— START Excerpted records —

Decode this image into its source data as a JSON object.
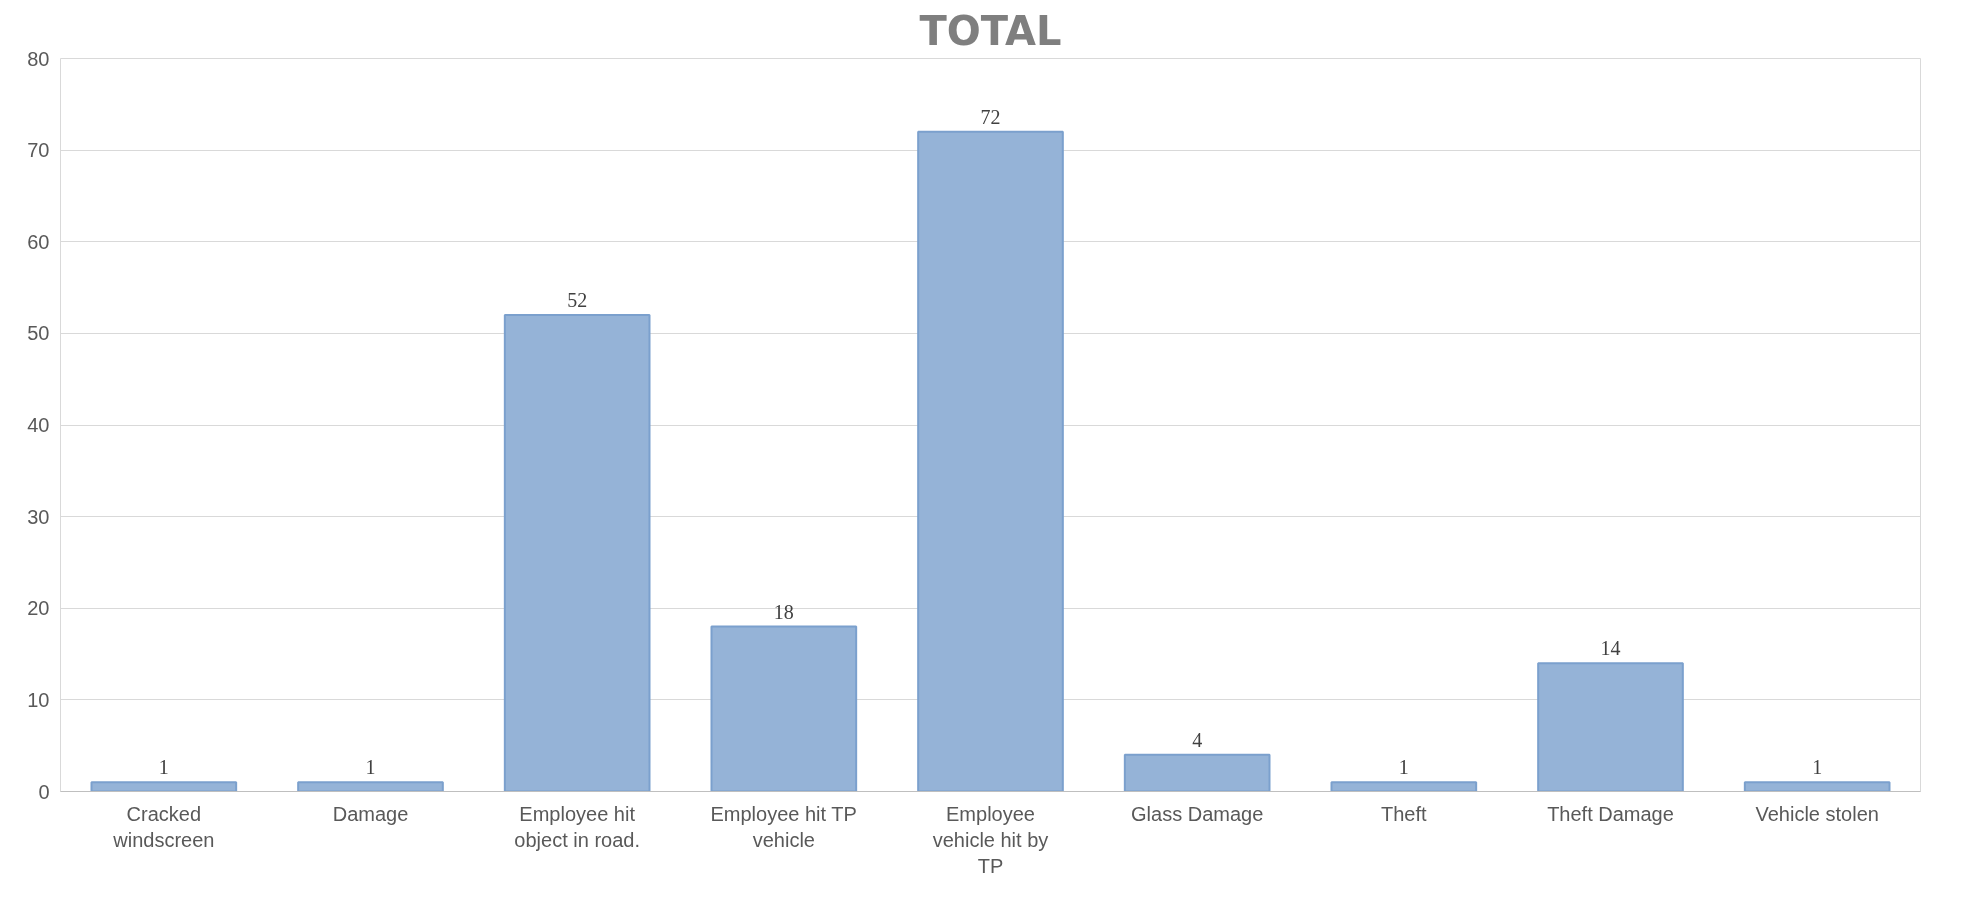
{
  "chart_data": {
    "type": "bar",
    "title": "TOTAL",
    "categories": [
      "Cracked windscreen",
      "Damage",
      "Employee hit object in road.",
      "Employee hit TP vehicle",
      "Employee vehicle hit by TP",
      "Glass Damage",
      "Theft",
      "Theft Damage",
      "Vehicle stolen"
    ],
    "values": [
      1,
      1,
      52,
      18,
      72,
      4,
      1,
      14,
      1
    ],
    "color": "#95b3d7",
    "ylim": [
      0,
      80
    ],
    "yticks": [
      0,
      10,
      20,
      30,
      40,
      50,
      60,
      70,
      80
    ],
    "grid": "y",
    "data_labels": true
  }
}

— END Excerpted records —
— START Excerpted records —

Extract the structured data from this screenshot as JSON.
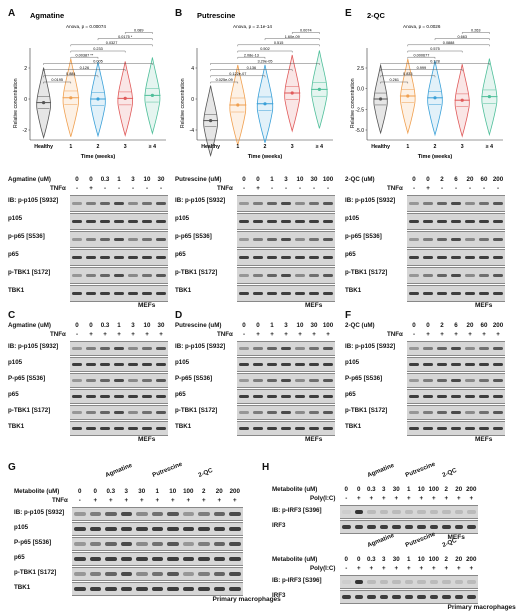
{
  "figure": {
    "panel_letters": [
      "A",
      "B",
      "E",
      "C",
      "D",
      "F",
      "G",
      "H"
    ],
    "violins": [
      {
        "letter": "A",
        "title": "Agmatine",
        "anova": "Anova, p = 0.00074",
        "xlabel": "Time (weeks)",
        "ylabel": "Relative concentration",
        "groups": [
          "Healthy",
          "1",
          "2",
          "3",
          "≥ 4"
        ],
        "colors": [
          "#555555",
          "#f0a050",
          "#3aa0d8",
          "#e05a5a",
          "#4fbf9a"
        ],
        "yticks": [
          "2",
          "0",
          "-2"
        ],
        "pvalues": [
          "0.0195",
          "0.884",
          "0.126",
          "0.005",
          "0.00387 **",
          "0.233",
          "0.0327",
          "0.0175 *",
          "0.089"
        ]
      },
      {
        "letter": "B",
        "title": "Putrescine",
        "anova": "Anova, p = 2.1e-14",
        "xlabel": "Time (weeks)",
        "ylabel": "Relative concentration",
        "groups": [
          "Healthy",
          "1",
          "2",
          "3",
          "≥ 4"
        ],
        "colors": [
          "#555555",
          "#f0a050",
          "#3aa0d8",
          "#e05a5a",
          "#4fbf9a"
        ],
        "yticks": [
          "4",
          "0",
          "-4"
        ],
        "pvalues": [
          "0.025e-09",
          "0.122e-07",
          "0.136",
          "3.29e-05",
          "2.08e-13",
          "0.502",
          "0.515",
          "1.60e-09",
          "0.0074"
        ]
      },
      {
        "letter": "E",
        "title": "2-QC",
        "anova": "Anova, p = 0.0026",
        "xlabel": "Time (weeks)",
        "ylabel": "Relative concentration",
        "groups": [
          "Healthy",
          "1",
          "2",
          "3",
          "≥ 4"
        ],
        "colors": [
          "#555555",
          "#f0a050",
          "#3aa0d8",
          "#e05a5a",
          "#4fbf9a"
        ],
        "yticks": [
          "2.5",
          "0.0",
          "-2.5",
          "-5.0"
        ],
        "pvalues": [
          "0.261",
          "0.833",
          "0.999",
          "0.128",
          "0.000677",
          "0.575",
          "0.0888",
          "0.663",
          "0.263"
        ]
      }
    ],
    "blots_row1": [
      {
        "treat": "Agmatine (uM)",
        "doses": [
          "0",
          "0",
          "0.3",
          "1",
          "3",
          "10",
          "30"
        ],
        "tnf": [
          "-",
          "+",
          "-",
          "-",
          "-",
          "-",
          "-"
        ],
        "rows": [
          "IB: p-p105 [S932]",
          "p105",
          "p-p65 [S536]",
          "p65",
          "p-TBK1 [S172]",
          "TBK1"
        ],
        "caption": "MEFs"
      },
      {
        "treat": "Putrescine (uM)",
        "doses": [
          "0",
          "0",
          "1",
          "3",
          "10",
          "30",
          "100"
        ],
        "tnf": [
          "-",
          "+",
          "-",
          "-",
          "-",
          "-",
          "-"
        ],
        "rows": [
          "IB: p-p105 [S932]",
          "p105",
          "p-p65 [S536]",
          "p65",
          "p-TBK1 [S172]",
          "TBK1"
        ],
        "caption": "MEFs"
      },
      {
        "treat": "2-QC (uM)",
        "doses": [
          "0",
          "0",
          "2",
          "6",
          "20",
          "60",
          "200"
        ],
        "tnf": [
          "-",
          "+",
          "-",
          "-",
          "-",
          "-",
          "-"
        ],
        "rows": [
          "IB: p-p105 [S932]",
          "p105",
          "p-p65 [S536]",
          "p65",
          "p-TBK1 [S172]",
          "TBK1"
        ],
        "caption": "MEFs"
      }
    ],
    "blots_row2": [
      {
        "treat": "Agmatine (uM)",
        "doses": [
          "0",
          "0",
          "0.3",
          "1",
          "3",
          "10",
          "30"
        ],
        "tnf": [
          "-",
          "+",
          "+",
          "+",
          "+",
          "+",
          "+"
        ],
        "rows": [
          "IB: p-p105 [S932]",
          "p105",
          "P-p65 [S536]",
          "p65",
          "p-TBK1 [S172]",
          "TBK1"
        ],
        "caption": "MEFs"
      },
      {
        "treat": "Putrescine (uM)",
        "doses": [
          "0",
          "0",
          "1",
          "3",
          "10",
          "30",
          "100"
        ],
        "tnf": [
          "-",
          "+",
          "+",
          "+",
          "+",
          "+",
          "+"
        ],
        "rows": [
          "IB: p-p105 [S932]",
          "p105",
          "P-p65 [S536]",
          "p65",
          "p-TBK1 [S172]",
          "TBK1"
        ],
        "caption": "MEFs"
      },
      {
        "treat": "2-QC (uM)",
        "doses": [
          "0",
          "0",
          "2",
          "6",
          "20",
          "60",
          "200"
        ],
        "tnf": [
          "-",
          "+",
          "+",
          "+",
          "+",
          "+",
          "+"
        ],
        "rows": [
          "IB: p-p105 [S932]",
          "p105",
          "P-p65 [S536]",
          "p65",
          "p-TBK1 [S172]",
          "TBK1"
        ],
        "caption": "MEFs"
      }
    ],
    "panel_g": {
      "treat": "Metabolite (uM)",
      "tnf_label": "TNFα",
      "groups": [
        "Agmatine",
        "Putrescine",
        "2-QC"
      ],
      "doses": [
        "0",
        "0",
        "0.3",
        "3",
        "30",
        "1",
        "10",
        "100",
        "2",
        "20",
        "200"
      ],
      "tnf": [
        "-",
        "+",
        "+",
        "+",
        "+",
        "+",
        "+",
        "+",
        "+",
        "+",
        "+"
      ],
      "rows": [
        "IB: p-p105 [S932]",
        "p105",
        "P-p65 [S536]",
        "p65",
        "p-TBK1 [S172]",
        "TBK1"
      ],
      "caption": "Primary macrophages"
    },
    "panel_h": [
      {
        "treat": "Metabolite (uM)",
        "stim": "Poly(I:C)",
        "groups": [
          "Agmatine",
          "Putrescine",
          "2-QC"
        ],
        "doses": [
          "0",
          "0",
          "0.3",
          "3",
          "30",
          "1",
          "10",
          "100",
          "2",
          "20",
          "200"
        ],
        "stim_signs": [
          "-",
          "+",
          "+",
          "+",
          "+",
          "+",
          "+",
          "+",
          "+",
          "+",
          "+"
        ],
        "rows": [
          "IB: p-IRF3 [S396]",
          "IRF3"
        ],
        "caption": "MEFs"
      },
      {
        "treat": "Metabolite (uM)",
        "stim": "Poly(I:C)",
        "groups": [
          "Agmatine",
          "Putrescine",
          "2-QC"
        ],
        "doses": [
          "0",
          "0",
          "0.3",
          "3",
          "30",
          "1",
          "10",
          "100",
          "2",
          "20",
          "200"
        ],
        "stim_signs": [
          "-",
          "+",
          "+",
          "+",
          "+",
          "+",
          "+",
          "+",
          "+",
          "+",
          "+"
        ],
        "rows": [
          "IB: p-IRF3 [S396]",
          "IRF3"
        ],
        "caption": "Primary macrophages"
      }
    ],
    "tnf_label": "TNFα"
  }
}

— END Excerpted records —
— START Excerpted records —

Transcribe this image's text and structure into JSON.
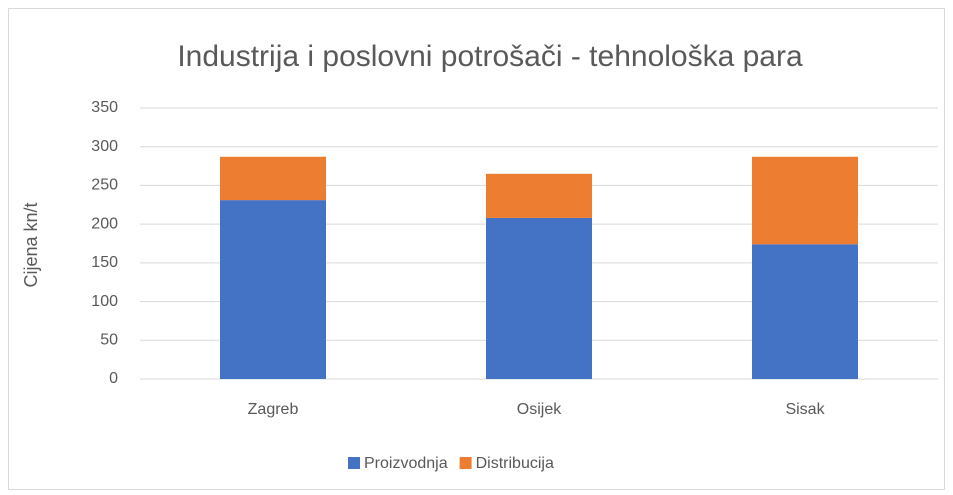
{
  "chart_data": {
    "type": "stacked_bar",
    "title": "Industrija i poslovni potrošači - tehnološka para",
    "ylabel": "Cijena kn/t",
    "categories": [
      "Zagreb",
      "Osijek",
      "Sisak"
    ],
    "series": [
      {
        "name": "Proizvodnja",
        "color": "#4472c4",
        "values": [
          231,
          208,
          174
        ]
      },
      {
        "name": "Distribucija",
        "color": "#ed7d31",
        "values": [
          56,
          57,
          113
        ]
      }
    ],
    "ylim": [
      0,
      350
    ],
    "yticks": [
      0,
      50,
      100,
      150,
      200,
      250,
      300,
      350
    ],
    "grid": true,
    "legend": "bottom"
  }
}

— END Excerpted records —

> Work to do:
Report the number of lines in the entries above that include the word "anova" and add nothing to it.

> The reply:
3